* [LISTING]:
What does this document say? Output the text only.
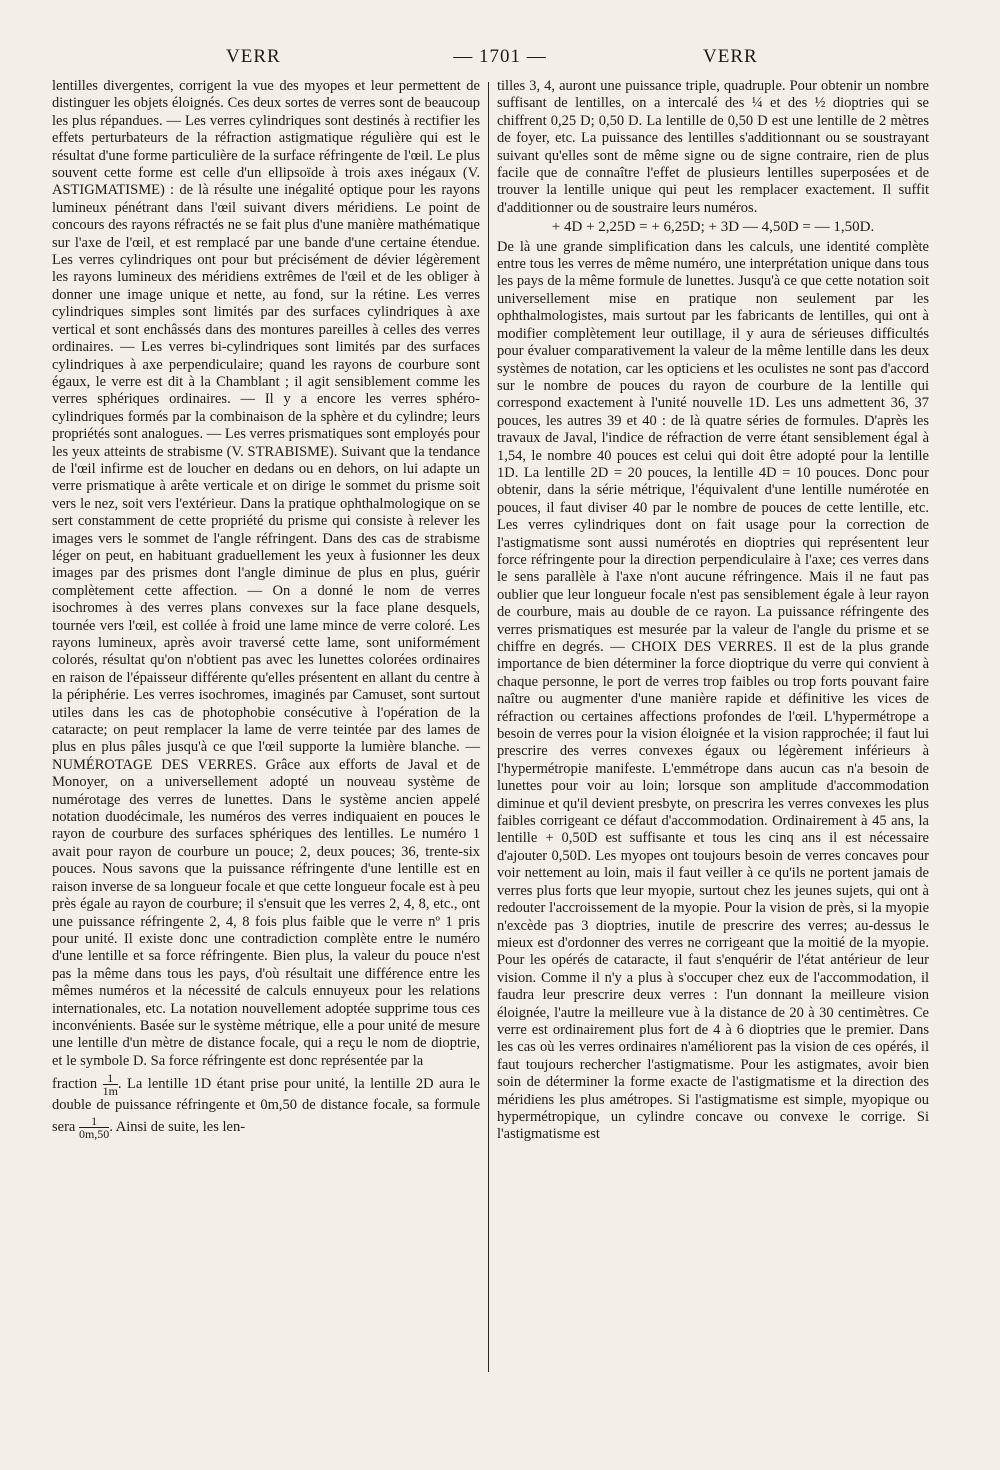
VERR	— 1701 —	VERR

lentilles divergentes, corrigent la vue des myopes et leur permettent de distinguer les objets éloignés. Ces deux sortes de verres sont de beaucoup les plus répandues. — Les verres cylindriques sont destinés à rectifier les effets perturbateurs de la réfraction astigmatique régulière qui est le résultat d'une forme particulière de la surface réfringente de l'œil. Le plus souvent cette forme est celle d'un ellipsoïde à trois axes inégaux (V. ASTIGMATISME) : de là résulte une inégalité optique pour les rayons lumineux pénétrant dans l'œil suivant divers méridiens. Le point de concours des rayons réfractés ne se fait plus d'une manière mathématique sur l'axe de l'œil, et est remplacé par une bande d'une certaine étendue. Les verres cylindriques ont pour but précisément de dévier légèrement les rayons lumineux des méridiens extrêmes de l'œil et de les obliger à donner une image unique et nette, au fond, sur la rétine. Les verres cylindriques simples sont limités par des surfaces cylindriques à axe vertical et sont enchâssés dans des montures pareilles à celles des verres ordinaires. — Les verres bi-cylindriques sont limités par des surfaces cylindriques à axe perpendiculaire; quand les rayons de courbure sont égaux, le verre est dit à la Chamblant ; il agit sensiblement comme les verres sphériques ordinaires. — Il y a encore les verres sphéro-cylindriques formés par la combinaison de la sphère et du cylindre; leurs propriétés sont analogues. — Les verres prismatiques sont employés pour les yeux atteints de strabisme (V. STRABISME). Suivant que la tendance de l'œil infirme est de loucher en dedans ou en dehors, on lui adapte un verre prismatique à arête verticale et on dirige le sommet du prisme soit vers le nez, soit vers l'extérieur. Dans la pratique ophthalmologique on se sert constamment de cette propriété du prisme qui consiste à relever les images vers le sommet de l'angle réfringent. Dans des cas de strabisme léger on peut, en habituant graduellement les yeux à fusionner les deux images par des prismes dont l'angle diminue de plus en plus, guérir complètement cette affection. — On a donné le nom de verres isochromes à des verres plans convexes sur la face plane desquels, tournée vers l'œil, est collée à froid une lame mince de verre coloré. Les rayons lumineux, après avoir traversé cette lame, sont uniformément colorés, résultat qu'on n'obtient pas avec les lunettes colorées ordinaires en raison de l'épaisseur différente qu'elles présentent en allant du centre à la périphérie. Les verres isochromes, imaginés par Camuset, sont surtout utiles dans les cas de photophobie consécutive à l'opération de la cataracte; on peut remplacer la lame de verre teintée par des lames de plus en plus pâles jusqu'à ce que l'œil supporte la lumière blanche. — NUMÉROTAGE DES VERRES. Grâce aux efforts de Javal et de Monoyer, on a universellement adopté un nouveau système de numérotage des verres de lunettes. Dans le système ancien appelé notation duodécimale, les numéros des verres indiquaient en pouces le rayon de courbure des surfaces sphériques des lentilles. Le numéro 1 avait pour rayon de courbure un pouce; 2, deux pouces; 36, trente-six pouces. Nous savons que la puissance réfringente d'une lentille est en raison inverse de sa longueur focale et que cette longueur focale est à peu près égale au rayon de courbure; il s'ensuit que les verres 2, 4, 8, etc., ont une puissance réfringente 2, 4, 8 fois plus faible que le verre nº 1 pris pour unité. Il existe donc une contradiction complète entre le numéro d'une lentille et sa force réfringente. Bien plus, la valeur du pouce n'est pas la même dans tous les pays, d'où résultait une différence entre les mêmes numéros et la nécessité de calculs ennuyeux pour les relations internationales, etc. La notation nouvellement adoptée supprime tous ces inconvénients. Basée sur le système métrique, elle a pour unité de mesure une lentille d'un mètre de distance focale, qui a reçu le nom de dioptrie, et le symbole D. Sa force réfringente est donc représentée par la

fraction $\frac{1}{1m}$ . La lentille 1D étant prise pour unité, la lentille 2D aura le double de puissance réfringente et 0m,50 de distance focale, sa formule sera $\frac{1}{0m,50}$ . Ainsi de suite, les len-

tilles 3, 4, auront une puissance triple, quadruple. Pour obtenir un nombre suffisant de lentilles, on a intercalé des ¼ et des ½ dioptries qui se chiffrent 0,25 D; 0,50 D. La lentille de 0,50 D est une lentille de 2 mètres de foyer, etc. La puissance des lentilles s'additionnant ou se soustrayant suivant qu'elles sont de même signe ou de signe contraire, rien de plus facile que de connaître l'effet de plusieurs lentilles superposées et de trouver la lentille unique qui peut les remplacer exactement. Il suffit d'additionner ou de soustraire leurs numéros.

+ 4D + 2,25D = + 6,25D; + 3D — 4,50D = — 1,50D.

De là une grande simplification dans les calculs, une identité complète entre tous les verres de même numéro, une interprétation unique dans tous les pays de la même formule de lunettes. Jusqu'à ce que cette notation soit universellement mise en pratique non seulement par les ophthalmologistes, mais surtout par les fabricants de lentilles, qui ont à modifier complètement leur outillage, il y aura de sérieuses difficultés pour évaluer comparativement la valeur de la même lentille dans les deux systèmes de notation, car les opticiens et les oculistes ne sont pas d'accord sur le nombre de pouces du rayon de courbure de la lentille qui correspond exactement à l'unité nouvelle 1D. Les uns admettent 36, 37 pouces, les autres 39 et 40 : de là quatre séries de formules. D'après les travaux de Javal, l'indice de réfraction de verre étant sensiblement égal à 1,54, le nombre 40 pouces est celui qui doit être adopté pour la lentille 1D. La lentille 2D = 20 pouces, la lentille 4D = 10 pouces. Donc pour obtenir, dans la série métrique, l'équivalent d'une lentille numérotée en pouces, il faut diviser 40 par le nombre de pouces de cette lentille, etc. Les verres cylindriques dont on fait usage pour la correction de l'astigmatisme sont aussi numérotés en dioptries qui représentent leur force réfringente pour la direction perpendiculaire à l'axe; ces verres dans le sens parallèle à l'axe n'ont aucune réfringence. Mais il ne faut pas oublier que leur longueur focale n'est pas sensiblement égale à leur rayon de courbure, mais au double de ce rayon. La puissance réfringente des verres prismatiques est mesurée par la valeur de l'angle du prisme et se chiffre en degrés. — CHOIX DES VERRES. Il est de la plus grande importance de bien déterminer la force dioptrique du verre qui convient à chaque personne, le port de verres trop faibles ou trop forts pouvant faire naître ou augmenter d'une manière rapide et définitive les vices de réfraction ou certaines affections profondes de l'œil. L'hypermétrope a besoin de verres pour la vision éloignée et la vision rapprochée; il faut lui prescrire des verres convexes égaux ou légèrement inférieurs à l'hypermétropie manifeste. L'emmétrope dans aucun cas n'a besoin de lunettes pour voir au loin; lorsque son amplitude d'accommodation diminue et qu'il devient presbyte, on prescrira les verres convexes les plus faibles corrigeant ce défaut d'accommodation. Ordinairement à 45 ans, la lentille + 0,50D est suffisante et tous les cinq ans il est nécessaire d'ajouter 0,50D. Les myopes ont toujours besoin de verres concaves pour voir nettement au loin, mais il faut veiller à ce qu'ils ne portent jamais de verres plus forts que leur myopie, surtout chez les jeunes sujets, qui ont à redouter l'accroissement de la myopie. Pour la vision de près, si la myopie n'excède pas 3 dioptries, inutile de prescrire des verres; au-dessus le mieux est d'ordonner des verres ne corrigeant que la moitié de la myopie. Pour les opérés de cataracte, il faut s'enquérir de l'état antérieur de leur vision. Comme il n'y a plus à s'occuper chez eux de l'accommodation, il faudra leur prescrire deux verres : l'un donnant la meilleure vision éloignée, l'autre la meilleure vue à la distance de 20 à 30 centimètres. Ce verre est ordinairement plus fort de 4 à 6 dioptries que le premier. Dans les cas où les verres ordinaires n'améliorent pas la vision de ces opérés, il faut toujours rechercher l'astigmatisme. Pour les astigmates, avoir bien soin de déterminer la forme exacte de l'astigmatisme et la direction des méridiens les plus amétropes. Si l'astigmatisme est simple, myopique ou hypermétropique, un cylindre concave ou convexe le corrige. Si l'astigmatisme est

* [WHAT IS BEING ASKED]:
Every entry must be transcribed exactly. Pictures do not belong in the copy.

* [TASK RESULT]:
What does this document say? Output the text only.
VERR	— 1701 —	VERR

lentilles divergentes, corrigent la vue des myopes et leur permettent de distinguer les objets éloignés. Ces deux sortes de verres sont de beaucoup les plus répandues. — Les verres cylindriques sont destinés à rectifier les effets perturbateurs de la réfraction astigmatique régulière qui est le résultat d'une forme particulière de la surface réfringente de l'œil. Le plus souvent cette forme est celle d'un ellipsoïde à trois axes inégaux (V. ASTIGMATISME) : de là résulte une inégalité optique pour les rayons lumineux pénétrant dans l'œil suivant divers méridiens. Le point de concours des rayons réfractés ne se fait plus d'une manière mathématique sur l'axe de l'œil, et est remplacé par une bande d'une certaine étendue. Les verres cylindriques ont pour but précisément de dévier légèrement les rayons lumineux des méridiens extrêmes de l'œil et de les obliger à donner une image unique et nette, au fond, sur la rétine. Les verres cylindriques simples sont limités par des surfaces cylindriques à axe vertical et sont enchâssés dans des montures pareilles à celles des verres ordinaires. — Les verres bi-cylindriques sont limités par des surfaces cylindriques à axe perpendiculaire; quand les rayons de courbure sont égaux, le verre est dit à la Chamblant ; il agit sensiblement comme les verres sphériques ordinaires. — Il y a encore les verres sphéro-cylindriques formés par la combinaison de la sphère et du cylindre; leurs propriétés sont analogues. — Les verres prismatiques sont employés pour les yeux atteints de strabisme (V. STRABISME). Suivant que la tendance de l'œil infirme est de loucher en dedans ou en dehors, on lui adapte un verre prismatique à arête verticale et on dirige le sommet du prisme soit vers le nez, soit vers l'extérieur. Dans la pratique ophthalmologique on se sert constamment de cette propriété du prisme qui consiste à relever les images vers le sommet de l'angle réfringent. Dans des cas de strabisme léger on peut, en habituant graduellement les yeux à fusionner les deux images par des prismes dont l'angle diminue de plus en plus, guérir complètement cette affection. — On a donné le nom de verres isochromes à des verres plans convexes sur la face plane desquels, tournée vers l'œil, est collée à froid une lame mince de verre coloré. Les rayons lumineux, après avoir traversé cette lame, sont uniformément colorés, résultat qu'on n'obtient pas avec les lunettes colorées ordinaires en raison de l'épaisseur différente qu'elles présentent en allant du centre à la périphérie. Les verres isochromes, imaginés par Camuset, sont surtout utiles dans les cas de photophobie consécutive à l'opération de la cataracte; on peut remplacer la lame de verre teintée par des lames de plus en plus pâles jusqu'à ce que l'œil supporte la lumière blanche. — NUMÉROTAGE DES VERRES. Grâce aux efforts de Javal et de Monoyer, on a universellement adopté un nouveau système de numérotage des verres de lunettes. Dans le système ancien appelé notation duodécimale, les numéros des verres indiquaient en pouces le rayon de courbure des surfaces sphériques des lentilles. Le numéro 1 avait pour rayon de courbure un pouce; 2, deux pouces; 36, trente-six pouces. Nous savons que la puissance réfringente d'une lentille est en raison inverse de sa longueur focale et que cette longueur focale est à peu près égale au rayon de courbure; il s'ensuit que les verres 2, 4, 8, etc., ont une puissance réfringente 2, 4, 8 fois plus faible que le verre nº 1 pris pour unité. Il existe donc une contradiction complète entre le numéro d'une lentille et sa force réfringente. Bien plus, la valeur du pouce n'est pas la même dans tous les pays, d'où résultait une différence entre les mêmes numéros et la nécessité de calculs ennuyeux pour les relations internationales, etc. La notation nouvellement adoptée supprime tous ces inconvénients. Basée sur le système métrique, elle a pour unité de mesure une lentille d'un mètre de distance focale, qui a reçu le nom de dioptrie, et le symbole D. Sa force réfringente est donc représentée par la

fraction $\frac{1}{1m}$ . La lentille 1D étant prise pour unité, la lentille 2D aura le double de puissance réfringente et 0m,50 de distance focale, sa formule sera $\frac{1}{0m,50}$ . Ainsi de suite, les len-

tilles 3, 4, auront une puissance triple, quadruple. Pour obtenir un nombre suffisant de lentilles, on a intercalé des ¼ et des ½ dioptries qui se chiffrent 0,25 D; 0,50 D. La lentille de 0,50 D est une lentille de 2 mètres de foyer, etc. La puissance des lentilles s'additionnant ou se soustrayant suivant qu'elles sont de même signe ou de signe contraire, rien de plus facile que de connaître l'effet de plusieurs lentilles superposées et de trouver la lentille unique qui peut les remplacer exactement. Il suffit d'additionner ou de soustraire leurs numéros.

+ 4D + 2,25D = + 6,25D; + 3D — 4,50D = — 1,50D.

De là une grande simplification dans les calculs, une identité complète entre tous les verres de même numéro, une interprétation unique dans tous les pays de la même formule de lunettes. Jusqu'à ce que cette notation soit universellement mise en pratique non seulement par les ophthalmologistes, mais surtout par les fabricants de lentilles, qui ont à modifier complètement leur outillage, il y aura de sérieuses difficultés pour évaluer comparativement la valeur de la même lentille dans les deux systèmes de notation, car les opticiens et les oculistes ne sont pas d'accord sur le nombre de pouces du rayon de courbure de la lentille qui correspond exactement à l'unité nouvelle 1D. Les uns admettent 36, 37 pouces, les autres 39 et 40 : de là quatre séries de formules. D'après les travaux de Javal, l'indice de réfraction de verre étant sensiblement égal à 1,54, le nombre 40 pouces est celui qui doit être adopté pour la lentille 1D. La lentille 2D = 20 pouces, la lentille 4D = 10 pouces. Donc pour obtenir, dans la série métrique, l'équivalent d'une lentille numérotée en pouces, il faut diviser 40 par le nombre de pouces de cette lentille, etc. Les verres cylindriques dont on fait usage pour la correction de l'astigmatisme sont aussi numérotés en dioptries qui représentent leur force réfringente pour la direction perpendiculaire à l'axe; ces verres dans le sens parallèle à l'axe n'ont aucune réfringence. Mais il ne faut pas oublier que leur longueur focale n'est pas sensiblement égale à leur rayon de courbure, mais au double de ce rayon. La puissance réfringente des verres prismatiques est mesurée par la valeur de l'angle du prisme et se chiffre en degrés. — CHOIX DES VERRES. Il est de la plus grande importance de bien déterminer la force dioptrique du verre qui convient à chaque personne, le port de verres trop faibles ou trop forts pouvant faire naître ou augmenter d'une manière rapide et définitive les vices de réfraction ou certaines affections profondes de l'œil. L'hypermétrope a besoin de verres pour la vision éloignée et la vision rapprochée; il faut lui prescrire des verres convexes égaux ou légèrement inférieurs à l'hypermétropie manifeste. L'emmétrope dans aucun cas n'a besoin de lunettes pour voir au loin; lorsque son amplitude d'accommodation diminue et qu'il devient presbyte, on prescrira les verres convexes les plus faibles corrigeant ce défaut d'accommodation. Ordinairement à 45 ans, la lentille + 0,50D est suffisante et tous les cinq ans il est nécessaire d'ajouter 0,50D. Les myopes ont toujours besoin de verres concaves pour voir nettement au loin, mais il faut veiller à ce qu'ils ne portent jamais de verres plus forts que leur myopie, surtout chez les jeunes sujets, qui ont à redouter l'accroissement de la myopie. Pour la vision de près, si la myopie n'excède pas 3 dioptries, inutile de prescrire des verres; au-dessus le mieux est d'ordonner des verres ne corrigeant que la moitié de la myopie. Pour les opérés de cataracte, il faut s'enquérir de l'état antérieur de leur vision. Comme il n'y a plus à s'occuper chez eux de l'accommodation, il faudra leur prescrire deux verres : l'un donnant la meilleure vision éloignée, l'autre la meilleure vue à la distance de 20 à 30 centimètres. Ce verre est ordinairement plus fort de 4 à 6 dioptries que le premier. Dans les cas où les verres ordinaires n'améliorent pas la vision de ces opérés, il faut toujours rechercher l'astigmatisme. Pour les astigmates, avoir bien soin de déterminer la forme exacte de l'astigmatisme et la direction des méridiens les plus amétropes. Si l'astigmatisme est simple, myopique ou hypermétropique, un cylindre concave ou convexe le corrige. Si l'astigmatisme est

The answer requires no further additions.